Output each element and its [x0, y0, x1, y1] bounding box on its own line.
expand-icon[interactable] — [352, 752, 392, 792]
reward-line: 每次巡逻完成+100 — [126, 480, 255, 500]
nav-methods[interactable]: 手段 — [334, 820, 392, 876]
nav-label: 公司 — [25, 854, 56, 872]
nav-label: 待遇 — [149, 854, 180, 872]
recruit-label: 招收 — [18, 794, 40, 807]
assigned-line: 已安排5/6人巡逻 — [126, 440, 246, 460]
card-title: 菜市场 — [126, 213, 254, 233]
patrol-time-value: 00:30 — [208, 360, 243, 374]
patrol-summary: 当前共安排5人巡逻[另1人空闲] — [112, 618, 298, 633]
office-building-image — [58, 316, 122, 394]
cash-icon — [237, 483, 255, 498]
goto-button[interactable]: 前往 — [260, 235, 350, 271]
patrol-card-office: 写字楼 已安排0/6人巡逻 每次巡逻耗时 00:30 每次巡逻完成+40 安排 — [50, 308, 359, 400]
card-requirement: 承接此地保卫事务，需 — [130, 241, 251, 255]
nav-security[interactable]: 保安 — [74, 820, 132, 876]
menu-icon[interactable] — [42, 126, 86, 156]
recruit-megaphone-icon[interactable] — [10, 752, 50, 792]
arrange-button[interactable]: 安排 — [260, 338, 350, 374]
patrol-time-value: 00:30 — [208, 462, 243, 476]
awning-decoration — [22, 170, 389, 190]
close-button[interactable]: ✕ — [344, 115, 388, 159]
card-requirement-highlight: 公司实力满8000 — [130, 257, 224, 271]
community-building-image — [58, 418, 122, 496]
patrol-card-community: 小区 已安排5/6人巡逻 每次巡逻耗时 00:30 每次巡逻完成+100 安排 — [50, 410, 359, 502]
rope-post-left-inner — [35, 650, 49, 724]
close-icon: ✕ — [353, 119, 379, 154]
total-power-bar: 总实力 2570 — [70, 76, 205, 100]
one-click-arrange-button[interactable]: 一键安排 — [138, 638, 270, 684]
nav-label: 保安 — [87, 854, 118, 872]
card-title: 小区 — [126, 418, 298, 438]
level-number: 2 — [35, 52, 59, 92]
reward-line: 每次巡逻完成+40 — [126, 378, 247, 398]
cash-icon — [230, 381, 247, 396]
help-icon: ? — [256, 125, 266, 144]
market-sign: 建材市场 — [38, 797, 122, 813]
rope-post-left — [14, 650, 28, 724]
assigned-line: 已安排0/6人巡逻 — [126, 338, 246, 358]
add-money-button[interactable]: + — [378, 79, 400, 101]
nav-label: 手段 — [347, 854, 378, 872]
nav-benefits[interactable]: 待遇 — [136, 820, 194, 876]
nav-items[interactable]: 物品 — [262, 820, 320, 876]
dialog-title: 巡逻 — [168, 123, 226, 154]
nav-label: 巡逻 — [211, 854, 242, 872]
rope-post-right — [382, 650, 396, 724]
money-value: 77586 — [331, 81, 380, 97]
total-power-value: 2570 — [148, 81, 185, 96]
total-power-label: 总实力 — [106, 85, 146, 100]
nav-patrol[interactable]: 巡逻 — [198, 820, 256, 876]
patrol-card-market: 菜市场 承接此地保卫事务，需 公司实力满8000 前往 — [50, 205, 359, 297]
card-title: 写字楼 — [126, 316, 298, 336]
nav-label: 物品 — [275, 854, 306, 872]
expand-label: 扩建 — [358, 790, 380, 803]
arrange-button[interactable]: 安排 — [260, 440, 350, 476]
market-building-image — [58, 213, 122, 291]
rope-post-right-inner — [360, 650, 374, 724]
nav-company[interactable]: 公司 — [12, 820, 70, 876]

◆ ◆ ◆ ◆

Copy every line above word for word, without changing anything.

Output each element and its [x0, y0, x1, y1] bounding box on its own line.
expand-icon[interactable] — [352, 752, 392, 792]
reward-line: 每次巡逻完成+100 — [126, 480, 255, 500]
nav-methods[interactable]: 手段 — [334, 820, 392, 876]
nav-label: 公司 — [25, 854, 56, 872]
nav-label: 待遇 — [149, 854, 180, 872]
recruit-label: 招收 — [18, 794, 40, 807]
assigned-line: 已安排5/6人巡逻 — [126, 440, 246, 460]
card-title: 菜市场 — [126, 213, 254, 233]
patrol-time-value: 00:30 — [208, 360, 243, 374]
patrol-summary: 当前共安排5人巡逻[另1人空闲] — [112, 618, 298, 633]
office-building-image — [58, 316, 122, 394]
cash-icon — [237, 483, 255, 498]
goto-button[interactable]: 前往 — [260, 235, 350, 271]
patrol-card-office: 写字楼 已安排0/6人巡逻 每次巡逻耗时 00:30 每次巡逻完成+40 安排 — [50, 308, 359, 400]
card-requirement: 承接此地保卫事务，需 — [130, 241, 251, 255]
nav-security[interactable]: 保安 — [74, 820, 132, 876]
menu-icon[interactable] — [42, 126, 86, 156]
recruit-megaphone-icon[interactable] — [10, 752, 50, 792]
arrange-button[interactable]: 安排 — [260, 338, 350, 374]
patrol-time-value: 00:30 — [208, 462, 243, 476]
awning-decoration — [22, 170, 389, 190]
close-button[interactable]: ✕ — [344, 115, 388, 159]
card-requirement-highlight: 公司实力满8000 — [130, 257, 224, 271]
community-building-image — [58, 418, 122, 496]
patrol-card-community: 小区 已安排5/6人巡逻 每次巡逻耗时 00:30 每次巡逻完成+100 安排 — [50, 410, 359, 502]
rope-post-left-inner — [35, 650, 49, 724]
close-icon: ✕ — [353, 119, 379, 154]
total-power-bar: 总实力 2570 — [70, 76, 205, 100]
one-click-arrange-button[interactable]: 一键安排 — [138, 638, 270, 684]
nav-label: 保安 — [87, 854, 118, 872]
card-title: 小区 — [126, 418, 298, 438]
level-number: 2 — [35, 52, 59, 92]
reward-line: 每次巡逻完成+40 — [126, 378, 247, 398]
cash-icon — [230, 381, 247, 396]
help-icon: ? — [256, 125, 266, 144]
market-sign: 建材市场 — [38, 797, 122, 813]
rope-post-left — [14, 650, 28, 724]
assigned-line: 已安排0/6人巡逻 — [126, 338, 246, 358]
add-money-button[interactable]: + — [378, 79, 400, 101]
nav-label: 手段 — [347, 854, 378, 872]
nav-benefits[interactable]: 待遇 — [136, 820, 194, 876]
nav-items[interactable]: 物品 — [262, 820, 320, 876]
dialog-title: 巡逻 — [168, 123, 226, 154]
nav-label: 巡逻 — [211, 854, 242, 872]
rope-post-right — [382, 650, 396, 724]
money-value: 77586 — [331, 81, 380, 97]
total-power-value: 2570 — [148, 81, 185, 96]
total-power-label: 总实力 — [106, 85, 146, 100]
nav-patrol[interactable]: 巡逻 — [198, 820, 256, 876]
patrol-card-market: 菜市场 承接此地保卫事务，需 公司实力满8000 前往 — [50, 205, 359, 297]
card-title: 写字楼 — [126, 316, 298, 336]
nav-label: 物品 — [275, 854, 306, 872]
expand-label: 扩建 — [358, 790, 380, 803]
arrange-button[interactable]: 安排 — [260, 440, 350, 476]
market-building-image — [58, 213, 122, 291]
rope-post-right-inner — [360, 650, 374, 724]
nav-company[interactable]: 公司 — [12, 820, 70, 876]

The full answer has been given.